Extracted data:

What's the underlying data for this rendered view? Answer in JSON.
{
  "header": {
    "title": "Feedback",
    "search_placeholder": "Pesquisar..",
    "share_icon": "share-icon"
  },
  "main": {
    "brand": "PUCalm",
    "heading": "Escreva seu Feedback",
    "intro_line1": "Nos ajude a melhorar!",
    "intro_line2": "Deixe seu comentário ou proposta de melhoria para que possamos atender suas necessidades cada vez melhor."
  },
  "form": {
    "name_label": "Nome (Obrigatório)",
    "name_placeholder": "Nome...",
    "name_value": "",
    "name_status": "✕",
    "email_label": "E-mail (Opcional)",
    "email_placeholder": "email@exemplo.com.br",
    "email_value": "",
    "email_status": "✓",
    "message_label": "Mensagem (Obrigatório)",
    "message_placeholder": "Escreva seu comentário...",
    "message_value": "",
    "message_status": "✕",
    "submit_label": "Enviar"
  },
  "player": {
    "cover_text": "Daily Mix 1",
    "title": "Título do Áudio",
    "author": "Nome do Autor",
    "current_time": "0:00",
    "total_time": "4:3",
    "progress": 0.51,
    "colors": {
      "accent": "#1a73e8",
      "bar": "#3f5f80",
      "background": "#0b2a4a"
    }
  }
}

What is being asked:
Using the entries above, please restate each one word for word.

Correct response:
What's the underlying data for this rendered view? Answer in JSON.
{
  "header": {
    "title": "Feedback",
    "search_placeholder": "Pesquisar..",
    "share_icon": "share-icon"
  },
  "main": {
    "brand": "PUCalm",
    "heading": "Escreva seu Feedback",
    "intro_line1": "Nos ajude a melhorar!",
    "intro_line2": "Deixe seu comentário ou proposta de melhoria para que possamos atender suas necessidades cada vez melhor."
  },
  "form": {
    "name_label": "Nome (Obrigatório)",
    "name_placeholder": "Nome...",
    "name_value": "",
    "name_status": "✕",
    "email_label": "E-mail (Opcional)",
    "email_placeholder": "email@exemplo.com.br",
    "email_value": "",
    "email_status": "✓",
    "message_label": "Mensagem (Obrigatório)",
    "message_placeholder": "Escreva seu comentário...",
    "message_value": "",
    "message_status": "✕",
    "submit_label": "Enviar"
  },
  "player": {
    "cover_text": "Daily Mix 1",
    "title": "Título do Áudio",
    "author": "Nome do Autor",
    "current_time": "0:00",
    "total_time": "4:3",
    "progress": 0.51,
    "colors": {
      "accent": "#1a73e8",
      "bar": "#3f5f80",
      "background": "#0b2a4a"
    }
  }
}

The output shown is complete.